Goal of the exercise: Can you transcribe every entry word for word, skipping the images?

○ ○ ○

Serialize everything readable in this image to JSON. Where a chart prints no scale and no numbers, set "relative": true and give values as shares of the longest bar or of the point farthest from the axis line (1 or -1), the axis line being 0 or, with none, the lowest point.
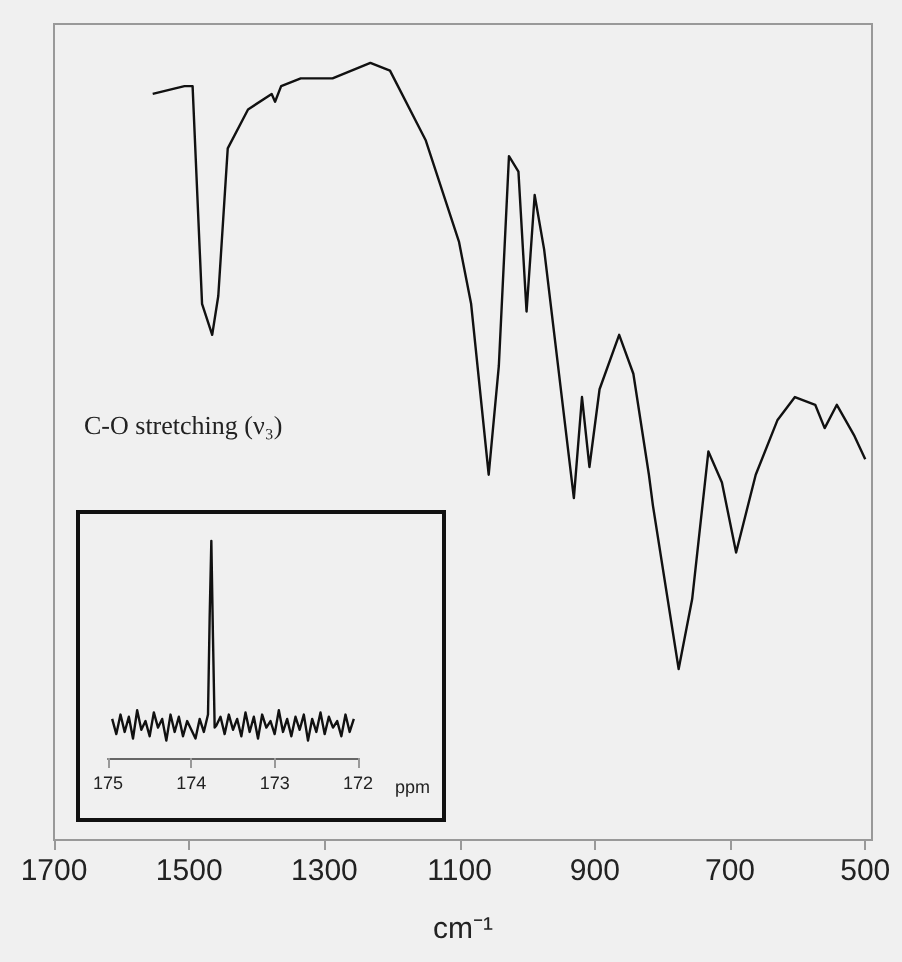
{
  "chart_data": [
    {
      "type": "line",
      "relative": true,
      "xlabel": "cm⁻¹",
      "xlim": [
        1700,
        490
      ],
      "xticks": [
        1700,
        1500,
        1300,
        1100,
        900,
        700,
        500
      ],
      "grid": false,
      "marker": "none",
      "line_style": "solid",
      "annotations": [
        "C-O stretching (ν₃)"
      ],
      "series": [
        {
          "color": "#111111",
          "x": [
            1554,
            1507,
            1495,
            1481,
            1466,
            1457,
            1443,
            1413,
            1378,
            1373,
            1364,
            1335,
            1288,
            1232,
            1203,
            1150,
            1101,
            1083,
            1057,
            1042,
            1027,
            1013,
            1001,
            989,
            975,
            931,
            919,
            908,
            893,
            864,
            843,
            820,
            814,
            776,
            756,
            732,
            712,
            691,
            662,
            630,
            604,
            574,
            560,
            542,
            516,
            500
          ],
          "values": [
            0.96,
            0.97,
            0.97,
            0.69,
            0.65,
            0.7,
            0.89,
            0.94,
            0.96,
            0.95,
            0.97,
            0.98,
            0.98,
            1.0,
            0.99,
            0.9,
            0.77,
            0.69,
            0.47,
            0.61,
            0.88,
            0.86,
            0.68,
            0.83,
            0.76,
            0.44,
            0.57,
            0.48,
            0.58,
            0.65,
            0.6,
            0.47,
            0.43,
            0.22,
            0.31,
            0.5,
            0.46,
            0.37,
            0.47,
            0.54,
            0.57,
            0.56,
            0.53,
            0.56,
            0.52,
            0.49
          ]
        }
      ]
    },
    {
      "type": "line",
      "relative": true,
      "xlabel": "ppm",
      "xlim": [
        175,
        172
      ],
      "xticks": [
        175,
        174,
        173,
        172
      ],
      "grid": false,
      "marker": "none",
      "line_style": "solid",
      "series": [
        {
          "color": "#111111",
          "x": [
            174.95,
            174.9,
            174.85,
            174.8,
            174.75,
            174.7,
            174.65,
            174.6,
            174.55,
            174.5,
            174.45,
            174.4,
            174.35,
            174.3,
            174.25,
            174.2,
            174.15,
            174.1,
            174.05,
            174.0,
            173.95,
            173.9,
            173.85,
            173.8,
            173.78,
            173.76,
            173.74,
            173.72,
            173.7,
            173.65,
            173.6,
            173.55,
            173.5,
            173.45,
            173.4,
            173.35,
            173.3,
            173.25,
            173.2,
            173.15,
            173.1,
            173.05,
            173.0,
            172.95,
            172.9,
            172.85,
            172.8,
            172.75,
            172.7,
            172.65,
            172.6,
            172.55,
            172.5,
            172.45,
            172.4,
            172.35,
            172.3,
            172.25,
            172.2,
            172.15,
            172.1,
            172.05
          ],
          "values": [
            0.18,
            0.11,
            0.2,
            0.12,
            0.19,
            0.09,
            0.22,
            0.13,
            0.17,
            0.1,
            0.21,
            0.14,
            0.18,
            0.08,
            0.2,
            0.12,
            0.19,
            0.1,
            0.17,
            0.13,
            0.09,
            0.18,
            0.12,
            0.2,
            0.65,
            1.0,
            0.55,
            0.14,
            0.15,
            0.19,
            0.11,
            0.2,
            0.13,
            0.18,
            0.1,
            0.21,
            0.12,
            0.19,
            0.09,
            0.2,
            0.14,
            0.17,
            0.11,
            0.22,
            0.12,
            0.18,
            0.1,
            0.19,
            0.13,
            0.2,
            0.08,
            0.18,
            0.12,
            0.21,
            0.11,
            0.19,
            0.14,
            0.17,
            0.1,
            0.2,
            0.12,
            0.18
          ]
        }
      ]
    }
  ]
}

○ ○ ○

Complete answer:
Serialize everything readable in this image to JSON. Where a chart prints no scale and no numbers, set "relative": true and give values as shares of the longest bar or of the point farthest from the axis line (1 or -1), the axis line being 0 or, with none, the lowest point.
{
  "chart_data": [
    {
      "type": "line",
      "relative": true,
      "xlabel": "cm⁻¹",
      "xlim": [
        1700,
        490
      ],
      "xticks": [
        1700,
        1500,
        1300,
        1100,
        900,
        700,
        500
      ],
      "grid": false,
      "marker": "none",
      "line_style": "solid",
      "annotations": [
        "C-O stretching (ν₃)"
      ],
      "series": [
        {
          "color": "#111111",
          "x": [
            1554,
            1507,
            1495,
            1481,
            1466,
            1457,
            1443,
            1413,
            1378,
            1373,
            1364,
            1335,
            1288,
            1232,
            1203,
            1150,
            1101,
            1083,
            1057,
            1042,
            1027,
            1013,
            1001,
            989,
            975,
            931,
            919,
            908,
            893,
            864,
            843,
            820,
            814,
            776,
            756,
            732,
            712,
            691,
            662,
            630,
            604,
            574,
            560,
            542,
            516,
            500
          ],
          "values": [
            0.96,
            0.97,
            0.97,
            0.69,
            0.65,
            0.7,
            0.89,
            0.94,
            0.96,
            0.95,
            0.97,
            0.98,
            0.98,
            1.0,
            0.99,
            0.9,
            0.77,
            0.69,
            0.47,
            0.61,
            0.88,
            0.86,
            0.68,
            0.83,
            0.76,
            0.44,
            0.57,
            0.48,
            0.58,
            0.65,
            0.6,
            0.47,
            0.43,
            0.22,
            0.31,
            0.5,
            0.46,
            0.37,
            0.47,
            0.54,
            0.57,
            0.56,
            0.53,
            0.56,
            0.52,
            0.49
          ]
        }
      ]
    },
    {
      "type": "line",
      "relative": true,
      "xlabel": "ppm",
      "xlim": [
        175,
        172
      ],
      "xticks": [
        175,
        174,
        173,
        172
      ],
      "grid": false,
      "marker": "none",
      "line_style": "solid",
      "series": [
        {
          "color": "#111111",
          "x": [
            174.95,
            174.9,
            174.85,
            174.8,
            174.75,
            174.7,
            174.65,
            174.6,
            174.55,
            174.5,
            174.45,
            174.4,
            174.35,
            174.3,
            174.25,
            174.2,
            174.15,
            174.1,
            174.05,
            174.0,
            173.95,
            173.9,
            173.85,
            173.8,
            173.78,
            173.76,
            173.74,
            173.72,
            173.7,
            173.65,
            173.6,
            173.55,
            173.5,
            173.45,
            173.4,
            173.35,
            173.3,
            173.25,
            173.2,
            173.15,
            173.1,
            173.05,
            173.0,
            172.95,
            172.9,
            172.85,
            172.8,
            172.75,
            172.7,
            172.65,
            172.6,
            172.55,
            172.5,
            172.45,
            172.4,
            172.35,
            172.3,
            172.25,
            172.2,
            172.15,
            172.1,
            172.05
          ],
          "values": [
            0.18,
            0.11,
            0.2,
            0.12,
            0.19,
            0.09,
            0.22,
            0.13,
            0.17,
            0.1,
            0.21,
            0.14,
            0.18,
            0.08,
            0.2,
            0.12,
            0.19,
            0.1,
            0.17,
            0.13,
            0.09,
            0.18,
            0.12,
            0.2,
            0.65,
            1.0,
            0.55,
            0.14,
            0.15,
            0.19,
            0.11,
            0.2,
            0.13,
            0.18,
            0.1,
            0.21,
            0.12,
            0.19,
            0.09,
            0.2,
            0.14,
            0.17,
            0.11,
            0.22,
            0.12,
            0.18,
            0.1,
            0.19,
            0.13,
            0.2,
            0.08,
            0.18,
            0.12,
            0.21,
            0.11,
            0.19,
            0.14,
            0.17,
            0.1,
            0.2,
            0.12,
            0.18
          ]
        }
      ]
    }
  ]
}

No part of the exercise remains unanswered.